> _TEXT SHOWN_:

_ _ _

I'm no spring chicken myself. I've considered getting some. I have a big ass so even hard crashes don't hurt much when taking the hit right on the seat. It's that tailbone. Hip bones too I guess. Last major wipeout I had bruised my ribs. Not gonna wear football pads for that. And bruised ribs are still way better than fractures. Didn't stop me from riding. Hot tub and cold beer helped.

But yeah.. armor. Gotta get me some.


----------



## slyder (Jan 18, 2010)

rpadc said:


> I'm no spring chicken myself. I've considered getting some. I have a big ass so even hard crashes don't hurt much when taking the hit right on the seat. It's that tailbone. Hip bones too I guess. Last major wipeout I had bruised my ribs. Not gonna wear football pads for that. And bruised ribs are still way better than fractures. Didn't stop me from riding. Hot tub and cold beer helped.
> 
> But yeah.. armor. Gotta get me some.


Found it.....and this only shows my top half. I assure you there is more armor than you can see in the pic


----------



## DaveMcI (Aug 19, 2013)

Best falling advice is to take a jujitsu or other martial arts class where they practice rolls and break falls. It will help you and the ground become friends again.


----------



## CassMT (Mar 14, 2013)

learning to fall is surely as important as learning to turn, and the only way to do it is by doing it, a lot. too bad though you got so messed up so early, don't let it be a showstopper

biggest mistake was telling your girl you can ride if you can't, that's like a rom-com movie trope, haha good luck with that


----------



## Rogue (Nov 29, 2014)

_ _ _

> _JOB_:
Answer these questions about the forum thread on falling and armor.
(a) What two things helped the first poster after bruising their ribs?
(b) What kind of class does DaveMcI recommend as the best falling advice?
(c) According to CassMT, learning to fall is as important as learning what?
The rows are separate material with no connection to the forum thread.

_ _ _

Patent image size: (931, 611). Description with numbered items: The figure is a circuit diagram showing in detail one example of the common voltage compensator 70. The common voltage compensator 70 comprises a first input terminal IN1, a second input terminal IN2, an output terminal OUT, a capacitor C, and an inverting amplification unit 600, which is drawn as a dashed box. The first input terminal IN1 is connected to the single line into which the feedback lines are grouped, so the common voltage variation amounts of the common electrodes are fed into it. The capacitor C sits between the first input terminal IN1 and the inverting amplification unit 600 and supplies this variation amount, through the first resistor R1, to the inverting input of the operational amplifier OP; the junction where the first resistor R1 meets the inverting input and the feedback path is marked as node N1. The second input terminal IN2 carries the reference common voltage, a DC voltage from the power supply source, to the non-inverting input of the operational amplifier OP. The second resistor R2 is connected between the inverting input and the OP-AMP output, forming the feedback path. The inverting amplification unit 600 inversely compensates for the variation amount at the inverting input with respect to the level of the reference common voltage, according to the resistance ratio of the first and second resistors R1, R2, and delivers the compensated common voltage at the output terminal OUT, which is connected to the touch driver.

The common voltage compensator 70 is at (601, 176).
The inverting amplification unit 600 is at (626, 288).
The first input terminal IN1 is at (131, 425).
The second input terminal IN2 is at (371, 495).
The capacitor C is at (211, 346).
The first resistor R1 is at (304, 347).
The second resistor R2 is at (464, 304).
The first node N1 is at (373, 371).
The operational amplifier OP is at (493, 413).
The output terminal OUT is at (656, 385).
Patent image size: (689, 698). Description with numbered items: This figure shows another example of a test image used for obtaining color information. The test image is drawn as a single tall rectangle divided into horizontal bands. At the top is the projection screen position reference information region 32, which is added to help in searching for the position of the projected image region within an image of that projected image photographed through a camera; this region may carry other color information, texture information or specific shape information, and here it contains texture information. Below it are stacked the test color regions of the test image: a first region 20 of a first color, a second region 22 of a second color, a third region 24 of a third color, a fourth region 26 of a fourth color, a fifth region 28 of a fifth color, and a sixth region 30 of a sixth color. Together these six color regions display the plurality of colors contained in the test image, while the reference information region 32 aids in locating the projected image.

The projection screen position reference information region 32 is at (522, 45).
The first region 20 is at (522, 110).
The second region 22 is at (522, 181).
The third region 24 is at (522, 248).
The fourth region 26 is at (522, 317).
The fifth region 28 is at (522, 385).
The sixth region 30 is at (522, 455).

_ _ _

> _RESPONSE TO THIS TASK_:
(a) A hot tub and cold beer.
(b) A jujitsu or other martial arts class where they practice rolls and break falls.
(c) Learning to turn.